(Stored records)
****
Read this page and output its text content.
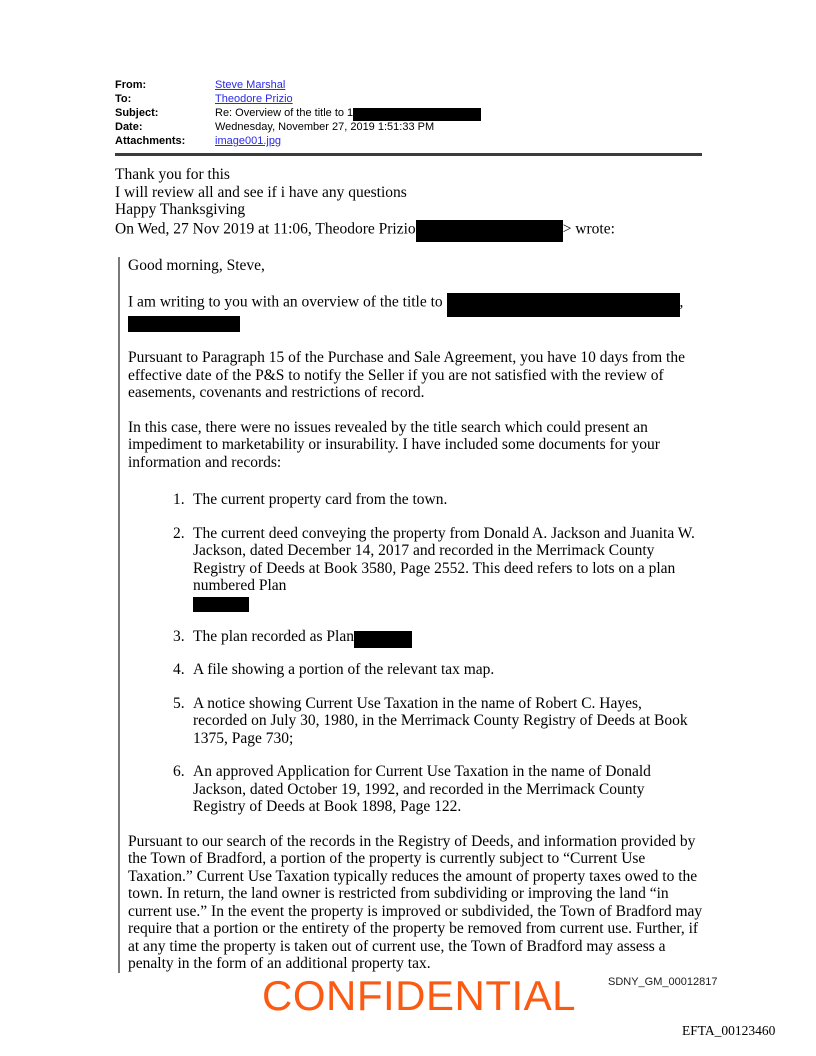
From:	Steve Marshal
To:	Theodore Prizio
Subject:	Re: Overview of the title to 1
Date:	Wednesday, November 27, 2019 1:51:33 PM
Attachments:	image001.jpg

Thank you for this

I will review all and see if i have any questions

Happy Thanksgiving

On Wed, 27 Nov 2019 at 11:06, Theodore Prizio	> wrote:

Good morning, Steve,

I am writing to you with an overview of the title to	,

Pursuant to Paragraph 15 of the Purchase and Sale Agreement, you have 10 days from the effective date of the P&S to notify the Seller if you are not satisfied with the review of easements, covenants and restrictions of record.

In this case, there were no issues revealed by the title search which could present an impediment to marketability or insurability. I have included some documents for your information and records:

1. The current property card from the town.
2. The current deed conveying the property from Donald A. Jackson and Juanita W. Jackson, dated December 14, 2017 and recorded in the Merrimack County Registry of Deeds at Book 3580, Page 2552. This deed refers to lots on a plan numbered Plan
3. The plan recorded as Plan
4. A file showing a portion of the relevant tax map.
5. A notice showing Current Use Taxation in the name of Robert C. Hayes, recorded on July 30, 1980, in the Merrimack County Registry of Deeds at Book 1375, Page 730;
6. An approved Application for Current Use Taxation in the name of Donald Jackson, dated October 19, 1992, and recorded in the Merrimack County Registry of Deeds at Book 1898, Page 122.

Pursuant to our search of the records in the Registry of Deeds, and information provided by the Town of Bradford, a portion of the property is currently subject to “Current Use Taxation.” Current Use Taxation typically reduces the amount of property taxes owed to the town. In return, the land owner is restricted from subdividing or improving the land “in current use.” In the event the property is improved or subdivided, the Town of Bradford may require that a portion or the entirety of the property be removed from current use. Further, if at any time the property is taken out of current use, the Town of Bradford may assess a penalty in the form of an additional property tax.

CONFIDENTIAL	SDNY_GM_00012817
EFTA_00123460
****
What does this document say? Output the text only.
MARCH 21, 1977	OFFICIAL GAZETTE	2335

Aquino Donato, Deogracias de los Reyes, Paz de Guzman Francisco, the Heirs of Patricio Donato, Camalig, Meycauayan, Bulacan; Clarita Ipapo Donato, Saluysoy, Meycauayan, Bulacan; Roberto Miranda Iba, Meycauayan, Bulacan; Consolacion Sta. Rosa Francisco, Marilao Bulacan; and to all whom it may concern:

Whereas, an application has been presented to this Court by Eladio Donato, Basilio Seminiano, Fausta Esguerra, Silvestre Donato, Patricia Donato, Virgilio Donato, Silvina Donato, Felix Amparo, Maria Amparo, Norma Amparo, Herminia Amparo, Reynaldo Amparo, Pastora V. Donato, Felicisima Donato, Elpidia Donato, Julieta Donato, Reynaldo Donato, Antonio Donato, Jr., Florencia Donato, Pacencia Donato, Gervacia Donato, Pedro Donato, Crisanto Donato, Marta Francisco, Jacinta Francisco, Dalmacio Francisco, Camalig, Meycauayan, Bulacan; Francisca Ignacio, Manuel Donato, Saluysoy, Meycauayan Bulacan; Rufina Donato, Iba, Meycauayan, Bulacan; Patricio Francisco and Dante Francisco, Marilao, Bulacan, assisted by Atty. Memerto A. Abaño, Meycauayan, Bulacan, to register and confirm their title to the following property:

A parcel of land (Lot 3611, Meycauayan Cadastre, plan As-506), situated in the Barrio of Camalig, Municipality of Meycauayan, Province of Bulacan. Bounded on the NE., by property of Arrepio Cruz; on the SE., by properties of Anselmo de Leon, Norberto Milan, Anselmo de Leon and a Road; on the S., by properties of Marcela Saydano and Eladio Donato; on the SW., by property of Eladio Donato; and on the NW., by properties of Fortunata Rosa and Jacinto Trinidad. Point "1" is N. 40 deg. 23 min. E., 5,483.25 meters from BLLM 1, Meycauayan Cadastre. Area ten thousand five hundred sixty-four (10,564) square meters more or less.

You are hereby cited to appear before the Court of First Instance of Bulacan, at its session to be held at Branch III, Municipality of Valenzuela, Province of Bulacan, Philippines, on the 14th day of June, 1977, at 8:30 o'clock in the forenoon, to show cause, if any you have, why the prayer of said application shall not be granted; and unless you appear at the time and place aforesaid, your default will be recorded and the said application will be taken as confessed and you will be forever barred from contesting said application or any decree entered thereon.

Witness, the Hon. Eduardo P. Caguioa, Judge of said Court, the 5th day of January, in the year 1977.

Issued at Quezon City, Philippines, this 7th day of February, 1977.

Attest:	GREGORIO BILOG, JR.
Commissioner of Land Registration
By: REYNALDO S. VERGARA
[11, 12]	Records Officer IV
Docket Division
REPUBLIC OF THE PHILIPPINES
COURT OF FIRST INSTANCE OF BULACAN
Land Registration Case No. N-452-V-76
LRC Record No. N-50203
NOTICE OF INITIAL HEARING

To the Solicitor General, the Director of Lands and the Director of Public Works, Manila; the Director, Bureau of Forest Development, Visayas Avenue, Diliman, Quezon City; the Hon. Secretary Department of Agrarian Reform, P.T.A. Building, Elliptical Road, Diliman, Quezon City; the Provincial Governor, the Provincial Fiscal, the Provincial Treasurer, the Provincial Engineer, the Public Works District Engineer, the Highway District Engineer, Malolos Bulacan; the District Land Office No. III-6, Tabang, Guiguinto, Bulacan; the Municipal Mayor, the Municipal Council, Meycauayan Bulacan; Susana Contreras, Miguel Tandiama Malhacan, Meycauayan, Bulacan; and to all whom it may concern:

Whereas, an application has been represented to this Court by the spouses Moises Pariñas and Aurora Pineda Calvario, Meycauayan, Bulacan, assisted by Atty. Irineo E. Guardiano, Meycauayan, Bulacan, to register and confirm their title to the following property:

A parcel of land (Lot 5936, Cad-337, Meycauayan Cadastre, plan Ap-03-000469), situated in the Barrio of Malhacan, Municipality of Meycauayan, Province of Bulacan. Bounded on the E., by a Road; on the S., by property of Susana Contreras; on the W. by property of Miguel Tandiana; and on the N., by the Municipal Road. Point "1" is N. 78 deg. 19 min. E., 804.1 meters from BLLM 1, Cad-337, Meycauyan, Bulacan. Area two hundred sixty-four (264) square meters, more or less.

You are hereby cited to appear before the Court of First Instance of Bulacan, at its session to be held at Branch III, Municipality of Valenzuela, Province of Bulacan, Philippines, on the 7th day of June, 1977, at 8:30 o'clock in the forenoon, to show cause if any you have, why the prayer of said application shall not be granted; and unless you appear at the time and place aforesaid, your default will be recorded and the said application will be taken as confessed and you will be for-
****
Locate each line containing the string "with" and show it.

I am writing to you with an overview of the title to	,
Pursuant to Paragraph 15 of the Purchase and Sale Agreement, you have 10 days from the effective date of the P&S to notify the Seller if you are not satisfied with the review of easements, covenants and restrictions of record.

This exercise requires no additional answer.